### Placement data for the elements
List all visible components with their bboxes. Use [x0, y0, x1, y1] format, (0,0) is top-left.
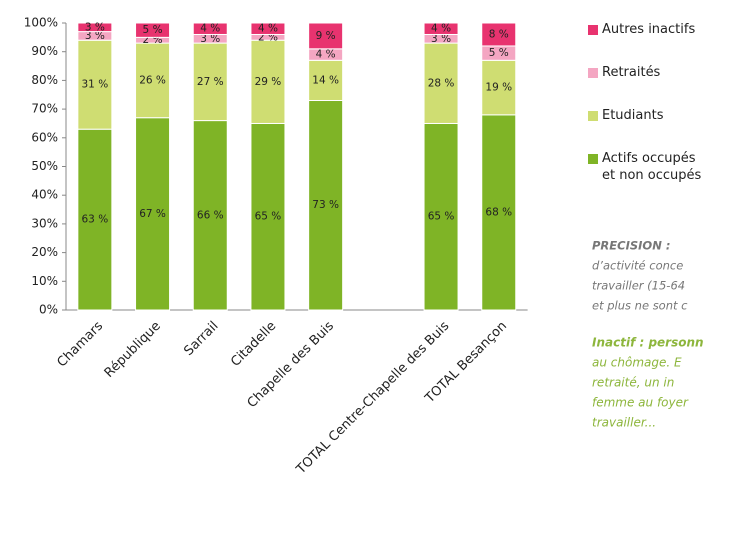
value-label: 4 %	[431, 23, 451, 35]
bar-segment	[423, 22, 459, 35]
y-tick-label: 20%	[31, 245, 58, 259]
value-label: 65 %	[255, 211, 282, 223]
bar-segment	[250, 39, 286, 124]
x-tick-label: République	[102, 319, 164, 381]
bar-segment	[308, 22, 344, 50]
legend-swatch	[588, 25, 598, 35]
bar-segment	[481, 114, 517, 311]
value-label: 4 %	[200, 23, 220, 35]
value-label: 4 %	[316, 49, 336, 61]
note-line: travailler...	[592, 416, 656, 430]
value-label: 66 %	[197, 209, 224, 221]
note-line: au chômage. E	[592, 356, 682, 370]
value-label: 27 %	[197, 76, 224, 88]
value-label: 9 %	[316, 30, 336, 42]
y-tick-label: 0%	[39, 303, 58, 317]
note-line: PRECISION :	[592, 239, 670, 253]
note-line: travailler (15-64	[592, 279, 685, 293]
x-tick-label: Sarrail	[181, 319, 221, 359]
bar-segment	[481, 22, 517, 47]
y-tick-label: 90%	[31, 44, 58, 58]
bar-segment	[77, 128, 113, 311]
value-label: 3 %	[85, 30, 105, 42]
bar-segment	[77, 39, 113, 130]
value-label: 28 %	[428, 77, 455, 89]
x-tick-label: Citadelle	[228, 319, 279, 370]
x-tick-label: Chamars	[55, 319, 107, 371]
value-label: 19 %	[485, 82, 512, 94]
value-label: 73 %	[312, 199, 339, 211]
value-label: 63 %	[82, 214, 109, 226]
value-label: 3 %	[85, 21, 105, 33]
value-label: 65 %	[428, 211, 455, 223]
legend-swatch	[588, 68, 598, 78]
value-label: 8 %	[489, 28, 509, 40]
note-line: Inactif : personn	[592, 336, 704, 350]
value-label: 3 %	[200, 33, 220, 45]
note-line: femme au foyer	[592, 396, 689, 410]
value-label: 3 %	[431, 33, 451, 45]
bar-segment	[192, 22, 228, 35]
value-label: 31 %	[82, 79, 109, 91]
bar-segment	[423, 42, 459, 124]
note-line: et plus ne sont c	[592, 299, 688, 313]
bar-segment	[250, 122, 286, 311]
legend-swatch	[588, 154, 598, 164]
value-label: 4 %	[258, 23, 278, 35]
y-tick-label: 10%	[31, 274, 58, 288]
y-tick-label: 40%	[31, 188, 58, 202]
value-label: 67 %	[139, 208, 166, 220]
bar-segment	[135, 42, 171, 119]
bar-segment	[192, 120, 228, 311]
value-label: 29 %	[255, 76, 282, 88]
legend-label: Retraités	[602, 65, 661, 80]
y-tick-label: 30%	[31, 216, 58, 230]
value-label: 14 %	[312, 74, 339, 86]
legend-swatch	[588, 111, 598, 121]
bar-segment	[77, 22, 113, 33]
bar-segment	[250, 22, 286, 35]
y-tick-label: 60%	[31, 130, 58, 144]
note-line: d’activité conce	[592, 259, 683, 273]
y-tick-label: 70%	[31, 102, 58, 116]
bar-segment	[192, 42, 228, 122]
y-tick-label: 100%	[24, 16, 58, 30]
legend-label: Etudiants	[602, 108, 664, 123]
bar-segment	[308, 99, 344, 311]
note-line: retraité, un in	[592, 376, 674, 390]
bar-segment	[308, 59, 344, 101]
legend-label: Actifs occupés et non occupés	[602, 151, 702, 183]
value-label: 26 %	[139, 74, 166, 86]
value-label: 5 %	[489, 47, 509, 59]
legend-label: Autres inactifs	[602, 22, 696, 37]
y-tick-label: 50%	[31, 159, 58, 173]
y-tick-label: 80%	[31, 73, 58, 87]
bar-segment	[135, 22, 171, 38]
value-label: 68 %	[485, 206, 512, 218]
value-label: 5 %	[143, 24, 163, 36]
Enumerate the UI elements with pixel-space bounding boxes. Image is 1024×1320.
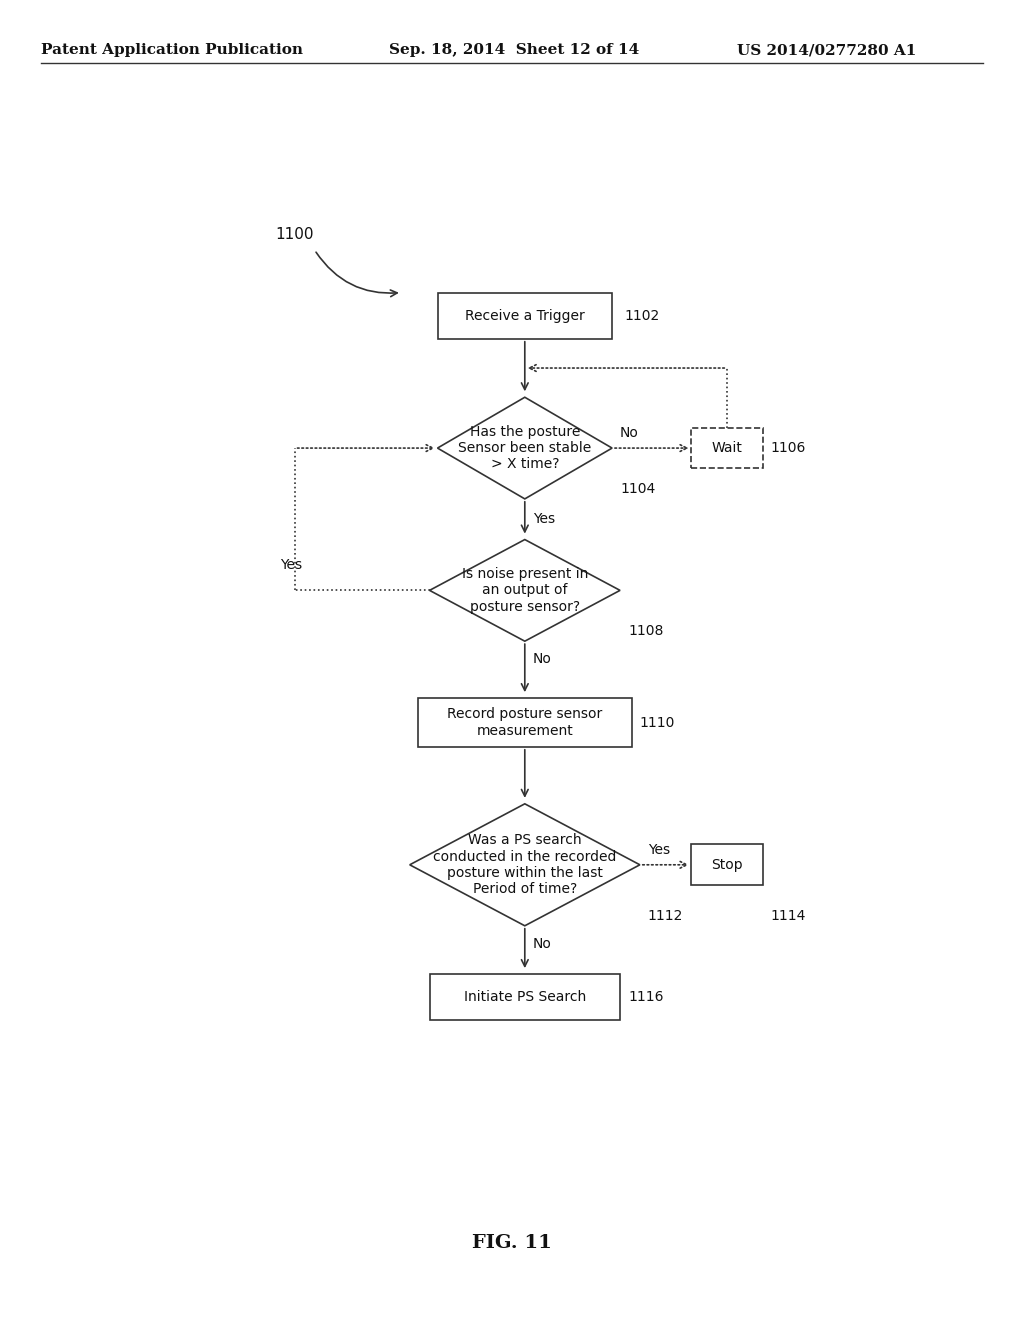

### Challenge
Copy out every one of these lines without any change, leaving out the pictures.

### Result below
List all visible components with their bboxes. Use [x0, y0, x1, y1] format, (0,0) is top-left.
value-label: 4 %	[431, 23, 451, 35]
bar-segment	[423, 22, 459, 35]
y-tick-label: 20%	[31, 245, 58, 259]
value-label: 65 %	[255, 211, 282, 223]
bar-segment	[250, 39, 286, 124]
x-tick-label: République	[102, 319, 164, 381]
bar-segment	[308, 22, 344, 50]
legend-swatch	[588, 25, 598, 35]
bar-segment	[481, 114, 517, 311]
value-label: 4 %	[200, 23, 220, 35]
value-label: 4 %	[316, 49, 336, 61]
note-line: travailler...	[592, 416, 656, 430]
value-label: 66 %	[197, 209, 224, 221]
note-line: au chômage. E	[592, 356, 682, 370]
value-label: 27 %	[197, 76, 224, 88]
value-label: 9 %	[316, 30, 336, 42]
y-tick-label: 0%	[39, 303, 58, 317]
note-line: PRECISION :	[592, 239, 670, 253]
note-line: travailler (15-64	[592, 279, 685, 293]
x-tick-label: Sarrail	[181, 319, 221, 359]
bar-segment	[481, 22, 517, 47]
y-tick-label: 90%	[31, 44, 58, 58]
bar-segment	[77, 128, 113, 311]
value-label: 3 %	[85, 30, 105, 42]
bar-segment	[77, 39, 113, 130]
value-label: 28 %	[428, 77, 455, 89]
x-tick-label: Citadelle	[228, 319, 279, 370]
x-tick-label: Chamars	[55, 319, 107, 371]
value-label: 19 %	[485, 82, 512, 94]
value-label: 73 %	[312, 199, 339, 211]
value-label: 63 %	[82, 214, 109, 226]
value-label: 3 %	[85, 21, 105, 33]
value-label: 65 %	[428, 211, 455, 223]
legend-swatch	[588, 68, 598, 78]
value-label: 8 %	[489, 28, 509, 40]
note-line: Inactif : personn	[592, 336, 704, 350]
value-label: 3 %	[200, 33, 220, 45]
note-line: femme au foyer	[592, 396, 689, 410]
value-label: 3 %	[431, 33, 451, 45]
bar-segment	[192, 22, 228, 35]
value-label: 31 %	[82, 79, 109, 91]
bar-segment	[423, 42, 459, 124]
note-line: et plus ne sont c	[592, 299, 688, 313]
bar-segment	[250, 122, 286, 311]
legend-swatch	[588, 154, 598, 164]
value-label: 4 %	[258, 23, 278, 35]
y-tick-label: 10%	[31, 274, 58, 288]
y-tick-label: 40%	[31, 188, 58, 202]
value-label: 67 %	[139, 208, 166, 220]
bar-segment	[135, 42, 171, 119]
bar-segment	[192, 120, 228, 311]
value-label: 29 %	[255, 76, 282, 88]
legend-label: Retraités	[602, 65, 661, 80]
y-tick-label: 30%	[31, 216, 58, 230]
value-label: 14 %	[312, 74, 339, 86]
legend-swatch	[588, 111, 598, 121]
bar-segment	[77, 22, 113, 33]
bar-segment	[250, 22, 286, 35]
y-tick-label: 60%	[31, 130, 58, 144]
note-line: d’activité conce	[592, 259, 683, 273]
y-tick-label: 70%	[31, 102, 58, 116]
bar-segment	[192, 42, 228, 122]
y-tick-label: 100%	[24, 16, 58, 30]
legend-label: Etudiants	[602, 108, 664, 123]
bar-segment	[308, 99, 344, 311]
note-line: retraité, un in	[592, 376, 674, 390]
bar-segment	[308, 59, 344, 101]
legend-label: Actifs occupés et non occupés	[602, 151, 702, 183]
value-label: 26 %	[139, 74, 166, 86]
value-label: 5 %	[489, 47, 509, 59]
legend-label: Autres inactifs	[602, 22, 696, 37]
y-tick-label: 50%	[31, 159, 58, 173]
y-tick-label: 80%	[31, 73, 58, 87]
bar-segment	[135, 22, 171, 38]
value-label: 68 %	[485, 206, 512, 218]
value-label: 5 %	[143, 24, 163, 36]
Enumerate the UI elements with pixel-space bounding boxes. Image is 1024×1320.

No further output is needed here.